QUELLENAUSZUG:
"""

In gewohnt hohem sprachlichem Niveau entwirft Andreas Brandhorst ein Zukunftsbild, das einem während des Lesens so manches Mal die Gegenwart vergessen lässt. Interessant finde ich, dass, obwohl sich „Die Tiefe der Zeit“ letztendlich nahtlos in Brandhorsts Science Fiction-Bibliografie einfügt, der Autor dennoch einen anderen, neuen Weg einschlägt. Es ist gar nicht einmal so leicht zu erklären, inwiefern dies geschieht, aber der Plot wirkt gegenüber den vorangegangenen Romanen, anders. Das mag zum einen an den oben erwähnten Weltraumschlachten liegen, findet aber meiner Meinung nach seinen Ursprung in der überaus „filmtauglichen“ Erzählweise. Während Andreas Brandhorst in seinen vorhergehenden Romanen mehr Wert auf gedankliche „Bilder“ setzt, schildert er in „Die Tiefe der Zeit“ die Geschichte geradliniger. Was aber nicht heißen soll, dass genau die Brandhorst-typsischen „Gedankenbilder“ hier fehlen, denn die Schilderung des „Ozeans der Zeit“ ist zum Beispiel grandios und atemberaubend gelungen und wirkt noch lange nach. „Die Tiefe der Zeit“ ist also typisch Andreas Brandhorst mit einem Schuss mehr „Publikumstauglichkeit“, wenn ich eine Erklärung abliefern müsste.

"""

ZIEL DER ÜBUNG:
Welche Schilderung bezeichnet der Quellenauszug als grandios und atemberaubend gelungen? Die Zeilen werden zur Bearbeitung nicht gebraucht.

GEGEBENE DATEN:
"""

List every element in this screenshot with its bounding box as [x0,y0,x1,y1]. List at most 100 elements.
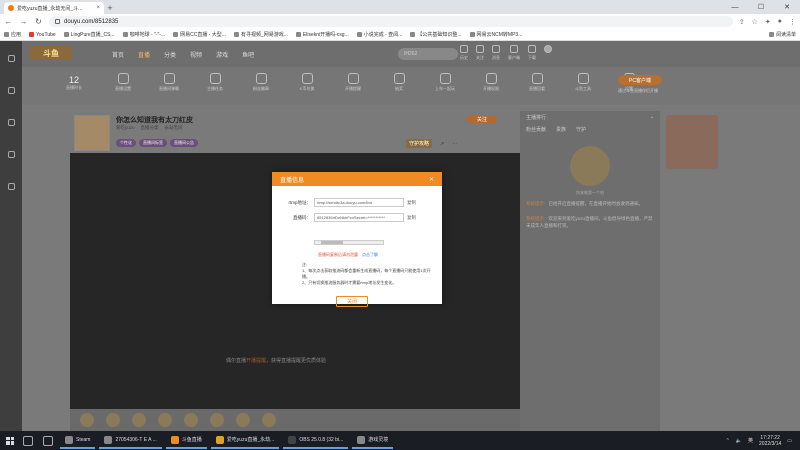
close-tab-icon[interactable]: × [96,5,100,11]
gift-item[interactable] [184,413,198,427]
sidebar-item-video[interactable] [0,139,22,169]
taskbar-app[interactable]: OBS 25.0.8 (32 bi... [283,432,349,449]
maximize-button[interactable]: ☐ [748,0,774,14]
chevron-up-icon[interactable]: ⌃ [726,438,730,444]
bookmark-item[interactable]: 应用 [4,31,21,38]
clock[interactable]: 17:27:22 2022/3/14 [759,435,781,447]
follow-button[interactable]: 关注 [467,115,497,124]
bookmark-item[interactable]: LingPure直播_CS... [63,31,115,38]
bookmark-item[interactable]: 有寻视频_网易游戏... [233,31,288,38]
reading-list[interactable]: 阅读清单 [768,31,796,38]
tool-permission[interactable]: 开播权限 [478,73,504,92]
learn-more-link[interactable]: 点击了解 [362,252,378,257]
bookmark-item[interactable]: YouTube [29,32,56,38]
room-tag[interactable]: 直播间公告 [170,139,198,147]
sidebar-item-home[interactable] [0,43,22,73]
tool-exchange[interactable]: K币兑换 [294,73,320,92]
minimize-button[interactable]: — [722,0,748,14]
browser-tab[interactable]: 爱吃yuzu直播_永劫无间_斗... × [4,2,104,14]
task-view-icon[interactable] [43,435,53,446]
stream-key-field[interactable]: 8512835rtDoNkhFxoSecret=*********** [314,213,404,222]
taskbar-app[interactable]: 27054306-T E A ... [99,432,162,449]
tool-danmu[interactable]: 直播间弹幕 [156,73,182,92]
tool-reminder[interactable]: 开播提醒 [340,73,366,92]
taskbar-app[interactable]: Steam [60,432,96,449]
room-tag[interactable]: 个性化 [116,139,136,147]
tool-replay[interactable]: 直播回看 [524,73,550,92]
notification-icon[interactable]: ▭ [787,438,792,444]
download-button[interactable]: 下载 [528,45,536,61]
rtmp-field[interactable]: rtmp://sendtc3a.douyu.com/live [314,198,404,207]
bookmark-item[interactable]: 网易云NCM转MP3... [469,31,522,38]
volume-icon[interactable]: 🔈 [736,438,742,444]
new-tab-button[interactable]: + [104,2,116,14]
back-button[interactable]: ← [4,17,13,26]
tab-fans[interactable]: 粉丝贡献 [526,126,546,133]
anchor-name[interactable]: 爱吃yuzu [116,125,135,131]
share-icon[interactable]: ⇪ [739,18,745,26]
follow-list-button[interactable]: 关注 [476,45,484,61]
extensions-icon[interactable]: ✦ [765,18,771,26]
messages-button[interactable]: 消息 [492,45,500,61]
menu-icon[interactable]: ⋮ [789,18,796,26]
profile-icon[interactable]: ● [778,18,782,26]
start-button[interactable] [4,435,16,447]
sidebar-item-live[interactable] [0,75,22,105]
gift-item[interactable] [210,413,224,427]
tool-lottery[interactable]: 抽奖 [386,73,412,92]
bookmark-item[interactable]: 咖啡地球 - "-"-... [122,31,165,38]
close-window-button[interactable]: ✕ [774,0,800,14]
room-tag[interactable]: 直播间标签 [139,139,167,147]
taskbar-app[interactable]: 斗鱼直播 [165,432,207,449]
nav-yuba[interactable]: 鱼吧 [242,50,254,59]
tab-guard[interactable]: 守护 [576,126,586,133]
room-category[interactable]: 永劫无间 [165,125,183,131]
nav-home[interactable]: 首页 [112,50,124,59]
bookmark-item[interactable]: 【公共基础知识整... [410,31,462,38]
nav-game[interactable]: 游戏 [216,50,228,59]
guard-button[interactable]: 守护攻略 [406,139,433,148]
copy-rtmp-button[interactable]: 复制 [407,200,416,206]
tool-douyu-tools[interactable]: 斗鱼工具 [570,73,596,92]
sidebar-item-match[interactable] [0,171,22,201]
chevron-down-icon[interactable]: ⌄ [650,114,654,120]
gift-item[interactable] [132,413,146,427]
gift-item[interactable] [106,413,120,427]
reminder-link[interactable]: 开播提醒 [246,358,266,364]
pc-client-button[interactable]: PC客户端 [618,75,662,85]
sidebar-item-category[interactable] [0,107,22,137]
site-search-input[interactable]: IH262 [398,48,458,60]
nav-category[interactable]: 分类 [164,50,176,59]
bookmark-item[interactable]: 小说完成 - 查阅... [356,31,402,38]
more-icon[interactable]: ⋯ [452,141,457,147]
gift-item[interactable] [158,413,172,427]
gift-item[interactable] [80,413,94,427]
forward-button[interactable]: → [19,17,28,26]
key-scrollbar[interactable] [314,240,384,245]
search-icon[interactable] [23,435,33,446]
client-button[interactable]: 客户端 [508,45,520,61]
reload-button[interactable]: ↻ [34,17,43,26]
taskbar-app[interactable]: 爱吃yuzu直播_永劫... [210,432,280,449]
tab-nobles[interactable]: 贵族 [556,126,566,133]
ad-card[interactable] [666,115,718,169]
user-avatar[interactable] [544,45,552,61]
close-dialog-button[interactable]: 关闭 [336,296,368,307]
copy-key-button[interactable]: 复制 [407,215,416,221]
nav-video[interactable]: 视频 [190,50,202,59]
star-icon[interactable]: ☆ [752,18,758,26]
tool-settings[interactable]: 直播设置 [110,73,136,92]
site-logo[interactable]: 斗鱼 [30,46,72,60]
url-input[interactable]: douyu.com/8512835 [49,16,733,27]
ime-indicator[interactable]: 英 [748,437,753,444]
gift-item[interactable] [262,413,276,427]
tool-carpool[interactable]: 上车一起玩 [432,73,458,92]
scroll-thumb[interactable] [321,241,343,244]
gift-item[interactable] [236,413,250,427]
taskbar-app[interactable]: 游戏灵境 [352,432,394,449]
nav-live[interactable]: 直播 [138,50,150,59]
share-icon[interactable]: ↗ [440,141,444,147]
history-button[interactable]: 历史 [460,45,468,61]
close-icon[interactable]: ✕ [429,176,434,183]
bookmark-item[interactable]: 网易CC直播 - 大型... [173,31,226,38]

"""

LÖSUNG DER ÜBUNG:
Die Schilderung des „Ozeans der Zeit“.